Stated goal: Find every line with the string "this" in it, count them, and reply with that count only.

Provided material:
* start *

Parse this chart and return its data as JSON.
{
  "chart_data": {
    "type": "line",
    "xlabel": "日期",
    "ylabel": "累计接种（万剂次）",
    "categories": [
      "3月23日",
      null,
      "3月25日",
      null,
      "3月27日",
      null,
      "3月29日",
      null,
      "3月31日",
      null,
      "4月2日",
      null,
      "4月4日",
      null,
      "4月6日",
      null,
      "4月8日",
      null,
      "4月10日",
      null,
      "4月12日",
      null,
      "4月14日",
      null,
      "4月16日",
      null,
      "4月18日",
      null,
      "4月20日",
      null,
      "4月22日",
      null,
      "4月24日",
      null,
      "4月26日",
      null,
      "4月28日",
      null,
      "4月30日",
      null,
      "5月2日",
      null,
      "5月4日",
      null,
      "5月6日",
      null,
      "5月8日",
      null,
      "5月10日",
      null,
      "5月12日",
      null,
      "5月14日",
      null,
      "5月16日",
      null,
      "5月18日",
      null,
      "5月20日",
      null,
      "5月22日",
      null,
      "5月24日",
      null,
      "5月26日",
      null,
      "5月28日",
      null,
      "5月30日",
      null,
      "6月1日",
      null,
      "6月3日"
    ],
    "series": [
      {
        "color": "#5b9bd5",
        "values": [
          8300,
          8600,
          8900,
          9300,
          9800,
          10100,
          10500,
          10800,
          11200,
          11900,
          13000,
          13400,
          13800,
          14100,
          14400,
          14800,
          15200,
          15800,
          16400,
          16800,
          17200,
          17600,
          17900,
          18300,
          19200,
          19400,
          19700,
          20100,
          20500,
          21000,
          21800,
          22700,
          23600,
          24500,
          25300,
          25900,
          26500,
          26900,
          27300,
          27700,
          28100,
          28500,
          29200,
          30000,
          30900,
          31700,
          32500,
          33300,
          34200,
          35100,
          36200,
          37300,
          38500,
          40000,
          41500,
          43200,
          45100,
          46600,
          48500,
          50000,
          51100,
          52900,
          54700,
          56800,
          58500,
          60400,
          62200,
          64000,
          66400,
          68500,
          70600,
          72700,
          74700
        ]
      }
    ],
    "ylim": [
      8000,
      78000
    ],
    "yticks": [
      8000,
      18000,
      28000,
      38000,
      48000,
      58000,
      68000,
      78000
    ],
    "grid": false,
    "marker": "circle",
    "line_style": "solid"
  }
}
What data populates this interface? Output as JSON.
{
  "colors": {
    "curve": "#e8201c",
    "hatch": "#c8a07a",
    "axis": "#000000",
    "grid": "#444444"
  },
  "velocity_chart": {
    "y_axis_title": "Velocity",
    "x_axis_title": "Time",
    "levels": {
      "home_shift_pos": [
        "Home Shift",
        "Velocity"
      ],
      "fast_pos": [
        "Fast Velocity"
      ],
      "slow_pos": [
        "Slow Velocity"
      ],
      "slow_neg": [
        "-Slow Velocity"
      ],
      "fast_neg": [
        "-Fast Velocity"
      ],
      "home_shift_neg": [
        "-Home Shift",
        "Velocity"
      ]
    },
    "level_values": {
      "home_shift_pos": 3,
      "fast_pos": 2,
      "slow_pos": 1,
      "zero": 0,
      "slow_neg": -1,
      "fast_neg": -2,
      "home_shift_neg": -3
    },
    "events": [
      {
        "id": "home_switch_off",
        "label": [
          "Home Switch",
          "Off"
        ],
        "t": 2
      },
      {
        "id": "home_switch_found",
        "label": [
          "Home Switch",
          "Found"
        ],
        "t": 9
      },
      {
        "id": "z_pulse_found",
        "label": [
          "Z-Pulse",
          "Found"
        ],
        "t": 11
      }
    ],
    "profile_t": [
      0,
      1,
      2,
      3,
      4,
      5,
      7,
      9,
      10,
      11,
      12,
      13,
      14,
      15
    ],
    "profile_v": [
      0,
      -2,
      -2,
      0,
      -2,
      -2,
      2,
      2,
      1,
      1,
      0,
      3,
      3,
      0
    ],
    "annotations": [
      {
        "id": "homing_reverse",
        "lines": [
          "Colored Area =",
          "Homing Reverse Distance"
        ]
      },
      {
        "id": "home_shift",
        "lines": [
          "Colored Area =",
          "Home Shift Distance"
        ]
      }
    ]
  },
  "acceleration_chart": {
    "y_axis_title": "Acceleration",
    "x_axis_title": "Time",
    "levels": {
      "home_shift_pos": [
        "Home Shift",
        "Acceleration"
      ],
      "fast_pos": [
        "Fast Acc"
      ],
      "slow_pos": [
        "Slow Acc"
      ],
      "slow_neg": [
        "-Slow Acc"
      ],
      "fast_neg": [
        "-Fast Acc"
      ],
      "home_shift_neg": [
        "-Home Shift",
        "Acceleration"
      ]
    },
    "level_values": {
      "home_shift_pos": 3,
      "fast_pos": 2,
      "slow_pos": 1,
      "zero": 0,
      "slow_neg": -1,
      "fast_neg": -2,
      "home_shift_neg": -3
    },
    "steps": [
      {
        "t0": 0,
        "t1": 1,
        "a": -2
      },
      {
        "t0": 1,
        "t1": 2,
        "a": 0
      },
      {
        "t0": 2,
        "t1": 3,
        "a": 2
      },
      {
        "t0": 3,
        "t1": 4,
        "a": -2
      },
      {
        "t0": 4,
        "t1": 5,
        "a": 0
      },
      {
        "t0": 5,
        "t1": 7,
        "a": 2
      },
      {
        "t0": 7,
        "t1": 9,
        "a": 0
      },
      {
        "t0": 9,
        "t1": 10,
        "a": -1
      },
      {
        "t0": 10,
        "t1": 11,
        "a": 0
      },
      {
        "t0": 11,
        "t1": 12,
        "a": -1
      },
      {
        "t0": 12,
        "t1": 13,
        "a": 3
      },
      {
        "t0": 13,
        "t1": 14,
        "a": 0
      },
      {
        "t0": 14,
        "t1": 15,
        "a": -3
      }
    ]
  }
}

* end *

Answer to the exercise: 2